Instructions to follow —
Would you transcribe all of the data exactly, down to the last character?

-- Begin Source material --

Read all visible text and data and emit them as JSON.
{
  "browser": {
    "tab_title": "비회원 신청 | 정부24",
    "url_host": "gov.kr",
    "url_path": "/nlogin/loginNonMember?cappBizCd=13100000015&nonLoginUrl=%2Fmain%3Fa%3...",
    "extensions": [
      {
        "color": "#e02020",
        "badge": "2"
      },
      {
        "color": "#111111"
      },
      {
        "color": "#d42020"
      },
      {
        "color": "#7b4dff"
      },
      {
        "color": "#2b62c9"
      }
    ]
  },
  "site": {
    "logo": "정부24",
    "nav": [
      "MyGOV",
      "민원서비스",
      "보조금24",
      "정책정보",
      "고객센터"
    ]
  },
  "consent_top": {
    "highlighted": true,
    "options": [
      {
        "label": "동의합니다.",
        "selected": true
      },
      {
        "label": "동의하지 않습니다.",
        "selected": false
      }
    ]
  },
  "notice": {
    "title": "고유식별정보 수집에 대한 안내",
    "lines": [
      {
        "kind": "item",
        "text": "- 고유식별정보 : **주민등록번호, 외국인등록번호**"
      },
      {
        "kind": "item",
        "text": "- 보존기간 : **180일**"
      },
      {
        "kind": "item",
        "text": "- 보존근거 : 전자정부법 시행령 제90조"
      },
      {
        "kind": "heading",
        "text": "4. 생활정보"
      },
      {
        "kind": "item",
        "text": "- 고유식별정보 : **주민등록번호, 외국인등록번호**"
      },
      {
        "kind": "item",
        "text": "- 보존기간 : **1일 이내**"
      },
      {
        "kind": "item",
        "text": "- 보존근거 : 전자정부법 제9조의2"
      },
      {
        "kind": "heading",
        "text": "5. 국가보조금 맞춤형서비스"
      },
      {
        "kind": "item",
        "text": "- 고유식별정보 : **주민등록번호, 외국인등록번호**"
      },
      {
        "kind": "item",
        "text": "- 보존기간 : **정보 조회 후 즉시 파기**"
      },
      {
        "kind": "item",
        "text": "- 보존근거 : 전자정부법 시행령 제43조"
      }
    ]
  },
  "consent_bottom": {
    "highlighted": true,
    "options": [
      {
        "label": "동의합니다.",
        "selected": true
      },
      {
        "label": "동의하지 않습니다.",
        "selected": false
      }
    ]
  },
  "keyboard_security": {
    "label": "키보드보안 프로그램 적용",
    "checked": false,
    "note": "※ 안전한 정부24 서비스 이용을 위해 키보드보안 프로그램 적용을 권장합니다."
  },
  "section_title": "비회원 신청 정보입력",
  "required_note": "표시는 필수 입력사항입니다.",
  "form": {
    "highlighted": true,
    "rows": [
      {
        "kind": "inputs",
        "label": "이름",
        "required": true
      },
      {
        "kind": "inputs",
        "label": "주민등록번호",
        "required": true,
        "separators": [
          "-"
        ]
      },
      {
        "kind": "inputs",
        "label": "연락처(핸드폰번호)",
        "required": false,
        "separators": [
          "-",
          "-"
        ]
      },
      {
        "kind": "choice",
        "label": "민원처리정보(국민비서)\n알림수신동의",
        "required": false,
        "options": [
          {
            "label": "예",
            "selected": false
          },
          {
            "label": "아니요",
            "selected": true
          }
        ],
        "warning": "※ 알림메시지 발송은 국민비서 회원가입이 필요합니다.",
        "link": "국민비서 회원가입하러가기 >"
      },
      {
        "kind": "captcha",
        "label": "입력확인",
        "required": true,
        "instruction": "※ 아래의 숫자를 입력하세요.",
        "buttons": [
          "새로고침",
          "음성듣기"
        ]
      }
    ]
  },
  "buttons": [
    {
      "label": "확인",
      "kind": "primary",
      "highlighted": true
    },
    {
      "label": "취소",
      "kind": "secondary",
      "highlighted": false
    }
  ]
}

-- End Source material --

Full output —
Read all visible text and data and emit them as JSON.
{
  "browser": {
    "tab_title": "비회원 신청 | 정부24",
    "url_host": "gov.kr",
    "url_path": "/nlogin/loginNonMember?cappBizCd=13100000015&nonLoginUrl=%2Fmain%3Fa%3...",
    "extensions": [
      {
        "color": "#e02020",
        "badge": "2"
      },
      {
        "color": "#111111"
      },
      {
        "color": "#d42020"
      },
      {
        "color": "#7b4dff"
      },
      {
        "color": "#2b62c9"
      }
    ]
  },
  "site": {
    "logo": "정부24",
    "nav": [
      "MyGOV",
      "민원서비스",
      "보조금24",
      "정책정보",
      "고객센터"
    ]
  },
  "consent_top": {
    "highlighted": true,
    "options": [
      {
        "label": "동의합니다.",
        "selected": true
      },
      {
        "label": "동의하지 않습니다.",
        "selected": false
      }
    ]
  },
  "notice": {
    "title": "고유식별정보 수집에 대한 안내",
    "lines": [
      {
        "kind": "item",
        "text": "- 고유식별정보 : **주민등록번호, 외국인등록번호**"
      },
      {
        "kind": "item",
        "text": "- 보존기간 : **180일**"
      },
      {
        "kind": "item",
        "text": "- 보존근거 : 전자정부법 시행령 제90조"
      },
      {
        "kind": "heading",
        "text": "4. 생활정보"
      },
      {
        "kind": "item",
        "text": "- 고유식별정보 : **주민등록번호, 외국인등록번호**"
      },
      {
        "kind": "item",
        "text": "- 보존기간 : **1일 이내**"
      },
      {
        "kind": "item",
        "text": "- 보존근거 : 전자정부법 제9조의2"
      },
      {
        "kind": "heading",
        "text": "5. 국가보조금 맞춤형서비스"
      },
      {
        "kind": "item",
        "text": "- 고유식별정보 : **주민등록번호, 외국인등록번호**"
      },
      {
        "kind": "item",
        "text": "- 보존기간 : **정보 조회 후 즉시 파기**"
      },
      {
        "kind": "item",
        "text": "- 보존근거 : 전자정부법 시행령 제43조"
      }
    ]
  },
  "consent_bottom": {
    "highlighted": true,
    "options": [
      {
        "label": "동의합니다.",
        "selected": true
      },
      {
        "label": "동의하지 않습니다.",
        "selected": false
      }
    ]
  },
  "keyboard_security": {
    "label": "키보드보안 프로그램 적용",
    "checked": false,
    "note": "※ 안전한 정부24 서비스 이용을 위해 키보드보안 프로그램 적용을 권장합니다."
  },
  "section_title": "비회원 신청 정보입력",
  "required_note": "표시는 필수 입력사항입니다.",
  "form": {
    "highlighted": true,
    "rows": [
      {
        "kind": "inputs",
        "label": "이름",
        "required": true
      },
      {
        "kind": "inputs",
        "label": "주민등록번호",
        "required": true,
        "separators": [
          "-"
        ]
      },
      {
        "kind": "inputs",
        "label": "연락처(핸드폰번호)",
        "required": false,
        "separators": [
          "-",
          "-"
        ]
      },
      {
        "kind": "choice",
        "label": "민원처리정보(국민비서)\n알림수신동의",
        "required": false,
        "options": [
          {
            "label": "예",
            "selected": false
          },
          {
            "label": "아니요",
            "selected": true
          }
        ],
        "warning": "※ 알림메시지 발송은 국민비서 회원가입이 필요합니다.",
        "link": "국민비서 회원가입하러가기 >"
      },
      {
        "kind": "captcha",
        "label": "입력확인",
        "required": true,
        "instruction": "※ 아래의 숫자를 입력하세요.",
        "buttons": [
          "새로고침",
          "음성듣기"
        ]
      }
    ]
  },
  "buttons": [
    {
      "label": "확인",
      "kind": "primary",
      "highlighted": true
    },
    {
      "label": "취소",
      "kind": "secondary",
      "highlighted": false
    }
  ]
}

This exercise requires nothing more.